*** Information given ***

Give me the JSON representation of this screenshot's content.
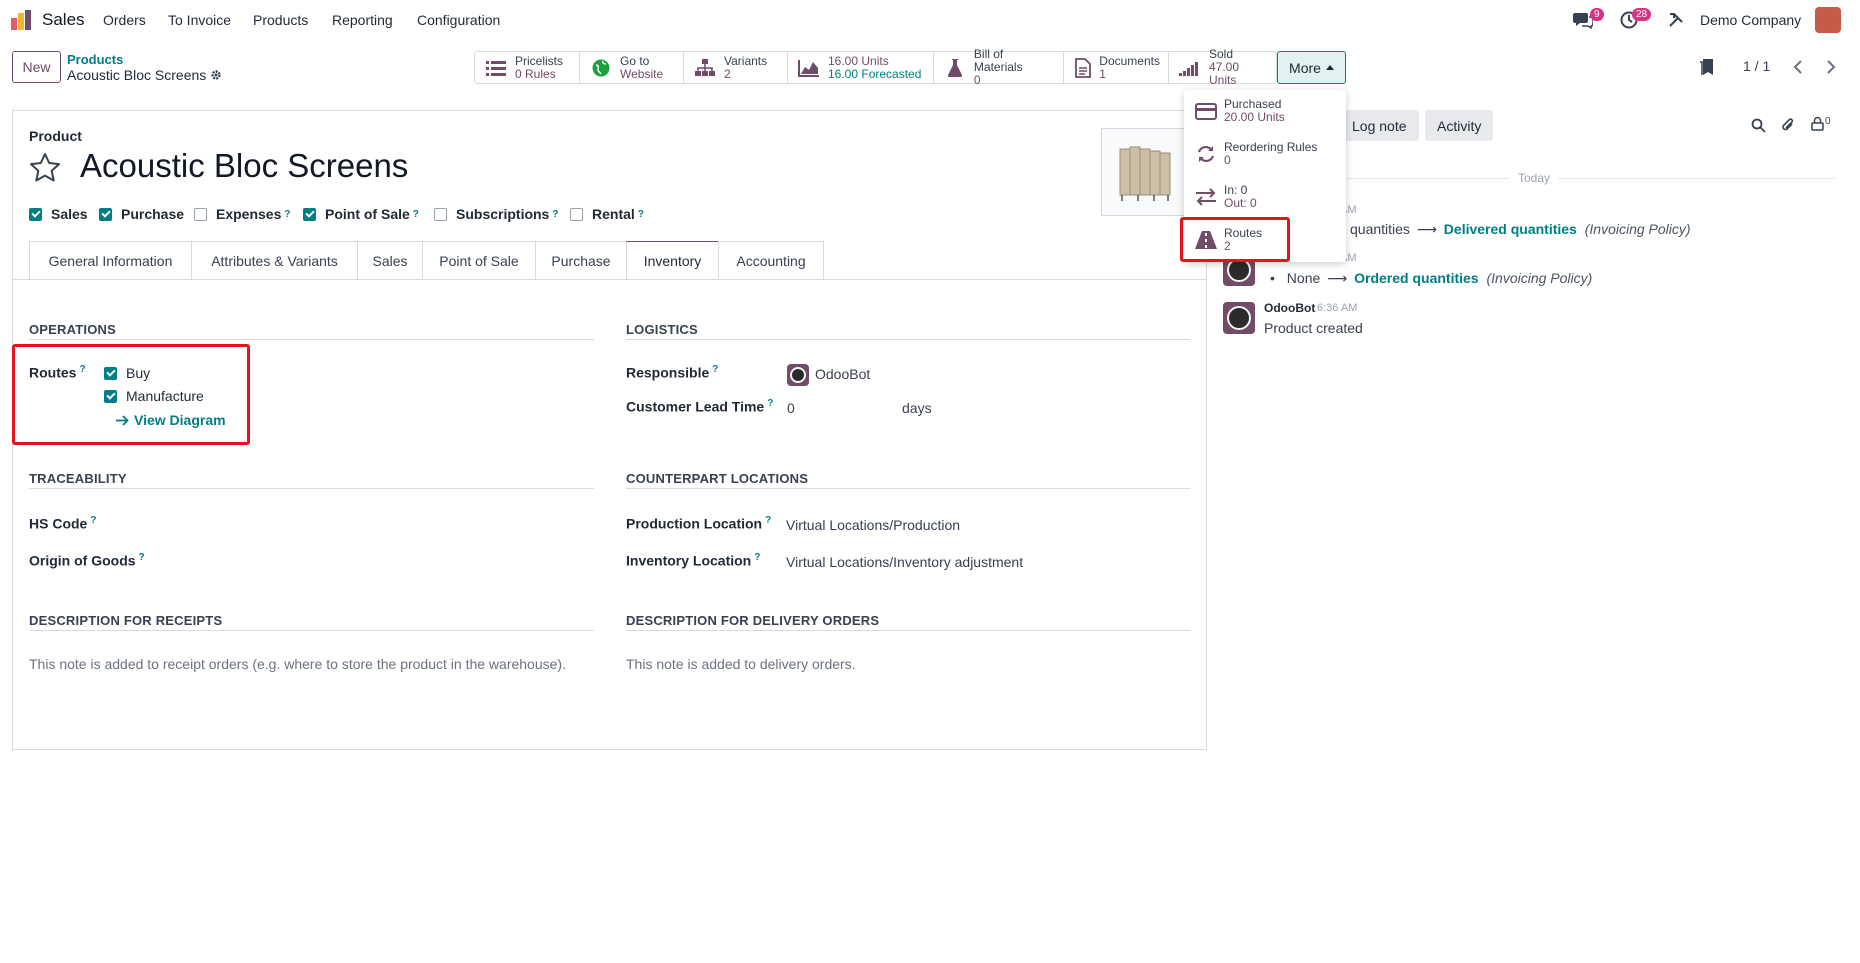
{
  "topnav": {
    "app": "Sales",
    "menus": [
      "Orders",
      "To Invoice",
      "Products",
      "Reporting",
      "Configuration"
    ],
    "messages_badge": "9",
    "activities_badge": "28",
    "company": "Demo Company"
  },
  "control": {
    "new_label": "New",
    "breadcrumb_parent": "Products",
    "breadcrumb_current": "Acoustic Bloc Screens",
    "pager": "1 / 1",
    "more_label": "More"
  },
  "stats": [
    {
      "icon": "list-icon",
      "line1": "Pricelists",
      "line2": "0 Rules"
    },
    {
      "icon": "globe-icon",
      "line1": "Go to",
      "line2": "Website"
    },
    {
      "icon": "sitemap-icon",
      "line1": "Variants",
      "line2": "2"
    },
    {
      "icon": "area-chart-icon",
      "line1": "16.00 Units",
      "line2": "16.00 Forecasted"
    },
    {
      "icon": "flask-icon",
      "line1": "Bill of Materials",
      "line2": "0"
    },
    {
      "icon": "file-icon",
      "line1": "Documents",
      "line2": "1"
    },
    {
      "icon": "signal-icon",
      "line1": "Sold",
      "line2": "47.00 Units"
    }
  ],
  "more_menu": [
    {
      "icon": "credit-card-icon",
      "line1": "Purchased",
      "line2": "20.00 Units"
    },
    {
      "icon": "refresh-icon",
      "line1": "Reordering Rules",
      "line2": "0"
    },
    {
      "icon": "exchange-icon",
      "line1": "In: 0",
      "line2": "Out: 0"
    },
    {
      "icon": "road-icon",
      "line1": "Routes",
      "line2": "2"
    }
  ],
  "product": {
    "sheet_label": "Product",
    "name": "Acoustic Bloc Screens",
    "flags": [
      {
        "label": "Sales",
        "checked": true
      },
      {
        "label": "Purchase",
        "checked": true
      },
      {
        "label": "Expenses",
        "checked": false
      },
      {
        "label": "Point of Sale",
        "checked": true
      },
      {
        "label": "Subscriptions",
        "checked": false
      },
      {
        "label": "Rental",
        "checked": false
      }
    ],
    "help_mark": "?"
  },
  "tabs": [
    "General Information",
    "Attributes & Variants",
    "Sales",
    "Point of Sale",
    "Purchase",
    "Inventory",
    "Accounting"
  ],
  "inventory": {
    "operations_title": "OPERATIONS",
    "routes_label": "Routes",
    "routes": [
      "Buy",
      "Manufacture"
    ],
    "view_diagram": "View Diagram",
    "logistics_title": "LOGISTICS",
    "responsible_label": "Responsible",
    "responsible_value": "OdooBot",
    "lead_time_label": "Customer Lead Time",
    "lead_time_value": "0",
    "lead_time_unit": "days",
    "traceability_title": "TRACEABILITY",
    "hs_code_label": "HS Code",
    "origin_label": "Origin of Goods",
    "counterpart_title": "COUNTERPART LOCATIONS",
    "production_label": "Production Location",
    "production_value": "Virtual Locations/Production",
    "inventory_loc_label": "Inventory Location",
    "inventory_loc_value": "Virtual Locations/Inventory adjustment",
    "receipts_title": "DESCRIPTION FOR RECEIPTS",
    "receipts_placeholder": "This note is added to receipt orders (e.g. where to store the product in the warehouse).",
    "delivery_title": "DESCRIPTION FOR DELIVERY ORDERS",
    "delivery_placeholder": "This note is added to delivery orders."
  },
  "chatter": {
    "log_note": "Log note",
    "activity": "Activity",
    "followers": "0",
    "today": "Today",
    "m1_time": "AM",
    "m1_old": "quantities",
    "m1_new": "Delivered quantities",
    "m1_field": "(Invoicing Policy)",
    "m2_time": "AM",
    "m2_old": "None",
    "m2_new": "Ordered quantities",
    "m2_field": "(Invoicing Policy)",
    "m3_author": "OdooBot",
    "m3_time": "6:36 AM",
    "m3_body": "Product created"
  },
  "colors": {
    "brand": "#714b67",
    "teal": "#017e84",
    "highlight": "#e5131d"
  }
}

***
*** Information given ***

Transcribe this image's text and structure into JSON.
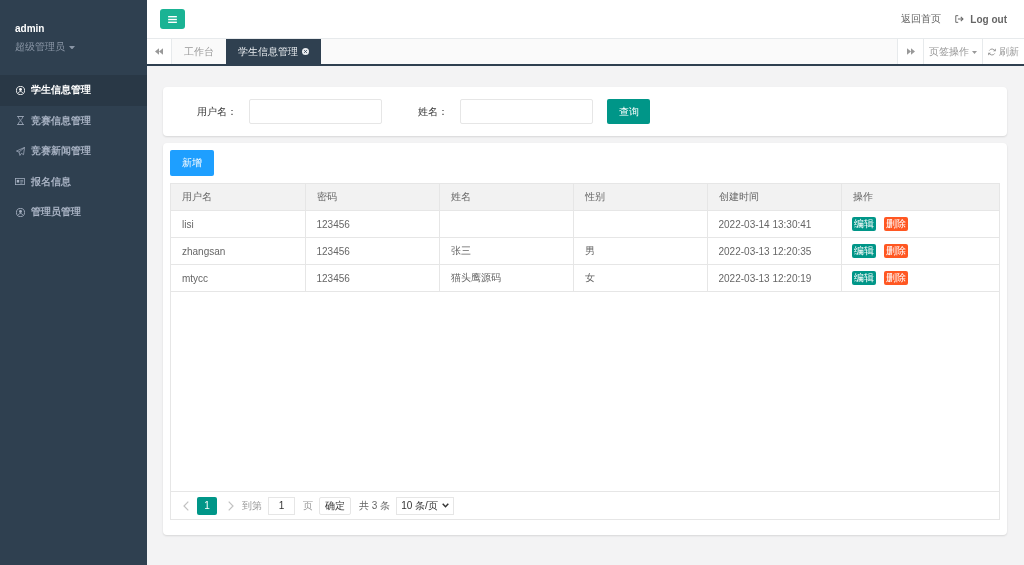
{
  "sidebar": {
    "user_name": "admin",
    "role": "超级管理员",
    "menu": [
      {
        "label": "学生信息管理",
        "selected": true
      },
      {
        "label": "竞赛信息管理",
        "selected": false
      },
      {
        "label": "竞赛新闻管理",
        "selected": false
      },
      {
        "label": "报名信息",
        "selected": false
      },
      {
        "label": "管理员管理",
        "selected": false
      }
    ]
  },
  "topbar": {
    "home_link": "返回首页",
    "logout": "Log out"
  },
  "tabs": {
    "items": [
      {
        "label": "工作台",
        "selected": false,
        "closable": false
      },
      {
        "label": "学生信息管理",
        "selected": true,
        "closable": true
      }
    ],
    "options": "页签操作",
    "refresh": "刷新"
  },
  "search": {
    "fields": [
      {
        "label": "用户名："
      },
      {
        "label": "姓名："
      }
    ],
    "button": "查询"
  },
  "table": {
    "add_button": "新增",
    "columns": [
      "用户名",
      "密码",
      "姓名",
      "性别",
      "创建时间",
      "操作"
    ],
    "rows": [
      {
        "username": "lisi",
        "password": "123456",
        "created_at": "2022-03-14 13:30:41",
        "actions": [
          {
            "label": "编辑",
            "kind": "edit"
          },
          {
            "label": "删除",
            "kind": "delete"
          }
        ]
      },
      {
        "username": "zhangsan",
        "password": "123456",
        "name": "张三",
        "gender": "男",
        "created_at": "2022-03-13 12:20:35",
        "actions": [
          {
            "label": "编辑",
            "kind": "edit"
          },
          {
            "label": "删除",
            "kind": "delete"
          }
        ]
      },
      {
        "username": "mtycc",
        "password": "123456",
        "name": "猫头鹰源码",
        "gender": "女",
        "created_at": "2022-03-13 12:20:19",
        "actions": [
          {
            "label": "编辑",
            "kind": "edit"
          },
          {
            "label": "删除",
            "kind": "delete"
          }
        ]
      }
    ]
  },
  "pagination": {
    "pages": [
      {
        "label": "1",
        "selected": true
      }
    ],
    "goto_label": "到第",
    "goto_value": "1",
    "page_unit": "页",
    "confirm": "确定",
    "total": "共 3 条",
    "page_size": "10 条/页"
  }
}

***

▸ Your task
Search the material above for "Bloc". Pull out each line where it shows up.

▸ The solution
    "breadcrumb_current": "Acoustic Bloc Screens",
    "name": "Acoustic Bloc Screens",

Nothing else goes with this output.